> **What to produce**
Everything in the listing should be restated word for word.

===

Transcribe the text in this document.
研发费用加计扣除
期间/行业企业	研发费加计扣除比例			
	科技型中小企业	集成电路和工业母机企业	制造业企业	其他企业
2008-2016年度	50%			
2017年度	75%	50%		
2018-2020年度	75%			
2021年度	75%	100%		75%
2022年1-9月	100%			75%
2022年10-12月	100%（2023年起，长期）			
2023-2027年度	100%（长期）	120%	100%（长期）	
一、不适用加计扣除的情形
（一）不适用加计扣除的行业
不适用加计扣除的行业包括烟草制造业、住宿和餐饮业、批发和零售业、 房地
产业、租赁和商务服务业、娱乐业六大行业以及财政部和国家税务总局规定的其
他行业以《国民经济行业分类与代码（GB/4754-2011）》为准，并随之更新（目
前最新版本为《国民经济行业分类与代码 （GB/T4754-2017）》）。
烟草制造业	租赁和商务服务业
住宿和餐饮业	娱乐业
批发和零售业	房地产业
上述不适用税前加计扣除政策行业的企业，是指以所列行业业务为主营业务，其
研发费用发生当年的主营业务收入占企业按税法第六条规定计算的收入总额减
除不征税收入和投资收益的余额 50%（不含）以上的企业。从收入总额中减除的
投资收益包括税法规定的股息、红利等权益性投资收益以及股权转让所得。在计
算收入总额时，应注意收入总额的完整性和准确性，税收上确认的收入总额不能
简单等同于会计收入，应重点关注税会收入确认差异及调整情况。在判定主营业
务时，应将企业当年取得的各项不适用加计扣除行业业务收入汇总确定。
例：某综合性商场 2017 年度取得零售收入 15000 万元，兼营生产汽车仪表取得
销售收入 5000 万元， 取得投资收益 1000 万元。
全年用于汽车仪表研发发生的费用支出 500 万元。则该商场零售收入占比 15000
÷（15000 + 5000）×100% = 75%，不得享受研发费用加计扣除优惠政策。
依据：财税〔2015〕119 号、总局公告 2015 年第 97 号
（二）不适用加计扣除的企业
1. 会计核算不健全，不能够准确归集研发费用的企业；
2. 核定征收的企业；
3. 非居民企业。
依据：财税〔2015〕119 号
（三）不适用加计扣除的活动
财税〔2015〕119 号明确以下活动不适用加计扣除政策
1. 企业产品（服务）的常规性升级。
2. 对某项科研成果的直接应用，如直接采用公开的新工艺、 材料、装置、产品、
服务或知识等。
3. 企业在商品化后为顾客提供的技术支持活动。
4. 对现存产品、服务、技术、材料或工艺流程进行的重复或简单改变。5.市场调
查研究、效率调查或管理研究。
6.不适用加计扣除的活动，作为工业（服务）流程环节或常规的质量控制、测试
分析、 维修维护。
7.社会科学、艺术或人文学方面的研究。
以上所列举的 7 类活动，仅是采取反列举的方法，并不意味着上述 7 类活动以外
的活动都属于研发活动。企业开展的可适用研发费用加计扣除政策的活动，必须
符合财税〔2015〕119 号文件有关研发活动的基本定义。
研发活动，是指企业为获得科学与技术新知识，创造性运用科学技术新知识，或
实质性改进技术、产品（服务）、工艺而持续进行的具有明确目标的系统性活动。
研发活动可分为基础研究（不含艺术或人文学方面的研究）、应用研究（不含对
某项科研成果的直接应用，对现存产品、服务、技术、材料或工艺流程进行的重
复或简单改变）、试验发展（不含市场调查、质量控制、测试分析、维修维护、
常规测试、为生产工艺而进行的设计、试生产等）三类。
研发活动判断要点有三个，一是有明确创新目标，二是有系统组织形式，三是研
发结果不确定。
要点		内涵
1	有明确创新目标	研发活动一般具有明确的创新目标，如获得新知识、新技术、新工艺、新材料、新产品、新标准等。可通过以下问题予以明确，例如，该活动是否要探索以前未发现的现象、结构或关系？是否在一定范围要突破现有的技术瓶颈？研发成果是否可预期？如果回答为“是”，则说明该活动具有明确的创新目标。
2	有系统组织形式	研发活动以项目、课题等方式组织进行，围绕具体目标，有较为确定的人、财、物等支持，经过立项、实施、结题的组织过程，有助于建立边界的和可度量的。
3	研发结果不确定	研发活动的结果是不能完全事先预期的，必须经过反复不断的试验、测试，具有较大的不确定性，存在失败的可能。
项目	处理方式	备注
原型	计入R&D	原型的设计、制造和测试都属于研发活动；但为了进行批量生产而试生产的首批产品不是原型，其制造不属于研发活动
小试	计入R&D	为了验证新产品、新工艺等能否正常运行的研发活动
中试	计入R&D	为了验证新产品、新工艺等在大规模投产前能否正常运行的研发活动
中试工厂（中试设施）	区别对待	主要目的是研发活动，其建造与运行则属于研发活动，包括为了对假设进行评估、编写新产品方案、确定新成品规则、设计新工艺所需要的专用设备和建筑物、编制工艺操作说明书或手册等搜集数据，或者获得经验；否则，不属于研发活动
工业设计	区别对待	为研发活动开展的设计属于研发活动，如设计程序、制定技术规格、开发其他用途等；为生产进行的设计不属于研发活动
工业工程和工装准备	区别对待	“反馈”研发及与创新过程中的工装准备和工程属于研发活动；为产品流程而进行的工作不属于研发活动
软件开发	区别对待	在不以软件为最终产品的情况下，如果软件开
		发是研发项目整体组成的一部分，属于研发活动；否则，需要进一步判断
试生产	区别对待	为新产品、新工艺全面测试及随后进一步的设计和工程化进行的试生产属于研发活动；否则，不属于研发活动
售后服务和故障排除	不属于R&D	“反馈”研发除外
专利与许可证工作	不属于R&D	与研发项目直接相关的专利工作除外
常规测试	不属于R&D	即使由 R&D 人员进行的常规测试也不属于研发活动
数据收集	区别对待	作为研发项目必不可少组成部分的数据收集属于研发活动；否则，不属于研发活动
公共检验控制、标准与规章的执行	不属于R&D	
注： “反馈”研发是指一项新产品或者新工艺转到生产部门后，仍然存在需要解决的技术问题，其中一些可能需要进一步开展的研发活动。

===

> **Response to the exercise**
Transcribe the text in this document.
研发费用加计扣除
期间/行业企业	研发费加计扣除比例			
	科技型中小企业	集成电路和工业母机企业	制造业企业	其他企业
2008-2016年度	50%			
2017年度	75%	50%		
2018-2020年度	75%			
2021年度	75%	100%		75%
2022年1-9月	100%			75%
2022年10-12月	100%（2023年起，长期）			
2023-2027年度	100%（长期）	120%	100%（长期）	
一、不适用加计扣除的情形
（一）不适用加计扣除的行业
不适用加计扣除的行业包括烟草制造业、住宿和餐饮业、批发和零售业、 房地
产业、租赁和商务服务业、娱乐业六大行业以及财政部和国家税务总局规定的其
他行业以《国民经济行业分类与代码（GB/4754-2011）》为准，并随之更新（目
前最新版本为《国民经济行业分类与代码 （GB/T4754-2017）》）。
烟草制造业	租赁和商务服务业
住宿和餐饮业	娱乐业
批发和零售业	房地产业
上述不适用税前加计扣除政策行业的企业，是指以所列行业业务为主营业务，其
研发费用发生当年的主营业务收入占企业按税法第六条规定计算的收入总额减
除不征税收入和投资收益的余额 50%（不含）以上的企业。从收入总额中减除的
投资收益包括税法规定的股息、红利等权益性投资收益以及股权转让所得。在计
算收入总额时，应注意收入总额的完整性和准确性，税收上确认的收入总额不能
简单等同于会计收入，应重点关注税会收入确认差异及调整情况。在判定主营业
务时，应将企业当年取得的各项不适用加计扣除行业业务收入汇总确定。
例：某综合性商场 2017 年度取得零售收入 15000 万元，兼营生产汽车仪表取得
销售收入 5000 万元， 取得投资收益 1000 万元。
全年用于汽车仪表研发发生的费用支出 500 万元。则该商场零售收入占比 15000
÷（15000 + 5000）×100% = 75%，不得享受研发费用加计扣除优惠政策。
依据：财税〔2015〕119 号、总局公告 2015 年第 97 号
（二）不适用加计扣除的企业
1. 会计核算不健全，不能够准确归集研发费用的企业；
2. 核定征收的企业；
3. 非居民企业。
依据：财税〔2015〕119 号
（三）不适用加计扣除的活动
财税〔2015〕119 号明确以下活动不适用加计扣除政策
1. 企业产品（服务）的常规性升级。
2. 对某项科研成果的直接应用，如直接采用公开的新工艺、 材料、装置、产品、
服务或知识等。
3. 企业在商品化后为顾客提供的技术支持活动。
4. 对现存产品、服务、技术、材料或工艺流程进行的重复或简单改变。5.市场调
查研究、效率调查或管理研究。
6.不适用加计扣除的活动，作为工业（服务）流程环节或常规的质量控制、测试
分析、 维修维护。
7.社会科学、艺术或人文学方面的研究。
以上所列举的 7 类活动，仅是采取反列举的方法，并不意味着上述 7 类活动以外
的活动都属于研发活动。企业开展的可适用研发费用加计扣除政策的活动，必须
符合财税〔2015〕119 号文件有关研发活动的基本定义。
研发活动，是指企业为获得科学与技术新知识，创造性运用科学技术新知识，或
实质性改进技术、产品（服务）、工艺而持续进行的具有明确目标的系统性活动。
研发活动可分为基础研究（不含艺术或人文学方面的研究）、应用研究（不含对
某项科研成果的直接应用，对现存产品、服务、技术、材料或工艺流程进行的重
复或简单改变）、试验发展（不含市场调查、质量控制、测试分析、维修维护、
常规测试、为生产工艺而进行的设计、试生产等）三类。
研发活动判断要点有三个，一是有明确创新目标，二是有系统组织形式，三是研
发结果不确定。
要点		内涵
1	有明确创新目标	研发活动一般具有明确的创新目标，如获得新知识、新技术、新工艺、新材料、新产品、新标准等。可通过以下问题予以明确，例如，该活动是否要探索以前未发现的现象、结构或关系？是否在一定范围要突破现有的技术瓶颈？研发成果是否可预期？如果回答为“是”，则说明该活动具有明确的创新目标。
2	有系统组织形式	研发活动以项目、课题等方式组织进行，围绕具体目标，有较为确定的人、财、物等支持，经过立项、实施、结题的组织过程，有助于建立边界的和可度量的。
3	研发结果不确定	研发活动的结果是不能完全事先预期的，必须经过反复不断的试验、测试，具有较大的不确定性，存在失败的可能。
项目	处理方式	备注
原型	计入R&D	原型的设计、制造和测试都属于研发活动；但为了进行批量生产而试生产的首批产品不是原型，其制造不属于研发活动
小试	计入R&D	为了验证新产品、新工艺等能否正常运行的研发活动
中试	计入R&D	为了验证新产品、新工艺等在大规模投产前能否正常运行的研发活动
中试工厂（中试设施）	区别对待	主要目的是研发活动，其建造与运行则属于研发活动，包括为了对假设进行评估、编写新产品方案、确定新成品规则、设计新工艺所需要的专用设备和建筑物、编制工艺操作说明书或手册等搜集数据，或者获得经验；否则，不属于研发活动
工业设计	区别对待	为研发活动开展的设计属于研发活动，如设计程序、制定技术规格、开发其他用途等；为生产进行的设计不属于研发活动
工业工程和工装准备	区别对待	“反馈”研发及与创新过程中的工装准备和工程属于研发活动；为产品流程而进行的工作不属于研发活动
软件开发	区别对待	在不以软件为最终产品的情况下，如果软件开
		发是研发项目整体组成的一部分，属于研发活动；否则，需要进一步判断
试生产	区别对待	为新产品、新工艺全面测试及随后进一步的设计和工程化进行的试生产属于研发活动；否则，不属于研发活动
售后服务和故障排除	不属于R&D	“反馈”研发除外
专利与许可证工作	不属于R&D	与研发项目直接相关的专利工作除外
常规测试	不属于R&D	即使由 R&D 人员进行的常规测试也不属于研发活动
数据收集	区别对待	作为研发项目必不可少组成部分的数据收集属于研发活动；否则，不属于研发活动
公共检验控制、标准与规章的执行	不属于R&D	
注： “反馈”研发是指一项新产品或者新工艺转到生产部门后，仍然存在需要解决的技术问题，其中一些可能需要进一步开展的研发活动。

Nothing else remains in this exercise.